▸ Activity
Search the records below for "Polygon" and copy every line it turns up in.

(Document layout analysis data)
◆ ◆ ◆
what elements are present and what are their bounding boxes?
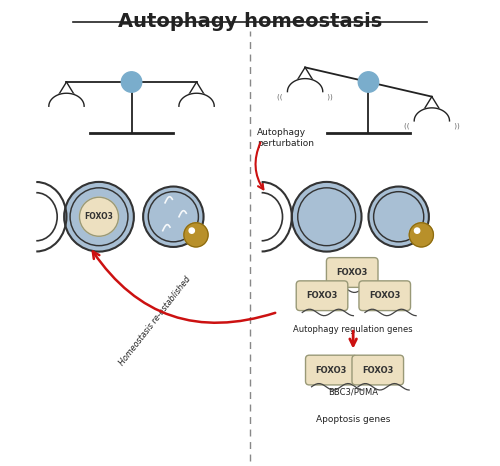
Text: ((: (( <box>278 94 285 100</box>
FancyBboxPatch shape <box>306 355 357 385</box>
Polygon shape <box>179 93 214 106</box>
Text: Autophagy
perturbation: Autophagy perturbation <box>257 129 314 148</box>
Polygon shape <box>414 108 450 121</box>
Text: BBC3/PUMA: BBC3/PUMA <box>328 387 378 396</box>
Text: ((: (( <box>404 123 412 130</box>
FancyBboxPatch shape <box>326 258 378 288</box>
Text: Autophagy homeostasis: Autophagy homeostasis <box>118 12 382 31</box>
Text: FOXO3: FOXO3 <box>84 212 114 221</box>
FancyArrowPatch shape <box>93 252 275 323</box>
FancyBboxPatch shape <box>352 355 404 385</box>
Circle shape <box>143 186 204 247</box>
Text: FOXO3: FOXO3 <box>316 365 347 375</box>
Polygon shape <box>49 93 84 106</box>
Text: FOXO3: FOXO3 <box>362 365 394 375</box>
Text: FOXO3: FOXO3 <box>336 268 368 277</box>
Circle shape <box>184 223 208 247</box>
Text: FOXO3: FOXO3 <box>306 291 338 300</box>
Circle shape <box>409 223 434 247</box>
FancyBboxPatch shape <box>359 281 410 311</box>
Text: Apoptosis genes: Apoptosis genes <box>316 415 390 424</box>
Circle shape <box>64 182 134 252</box>
FancyBboxPatch shape <box>296 281 348 311</box>
Text: Autophagy regulation genes: Autophagy regulation genes <box>294 325 413 334</box>
Circle shape <box>122 72 142 92</box>
Circle shape <box>292 182 362 252</box>
Text: )): )) <box>325 94 333 100</box>
Text: Homeostasis re-established: Homeostasis re-established <box>117 275 192 368</box>
Polygon shape <box>288 79 323 92</box>
Text: )): )) <box>452 123 460 130</box>
Circle shape <box>80 197 118 236</box>
Circle shape <box>414 228 420 233</box>
Text: FOXO3: FOXO3 <box>369 291 400 300</box>
Circle shape <box>358 72 378 92</box>
Circle shape <box>189 228 194 233</box>
Circle shape <box>368 186 429 247</box>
◆ ◆ ◆
▸ Finished exercise
Polygon shape <box>179 93 214 106</box>
Polygon shape <box>414 108 450 121</box>
Polygon shape <box>49 93 84 106</box>
Polygon shape <box>288 79 323 92</box>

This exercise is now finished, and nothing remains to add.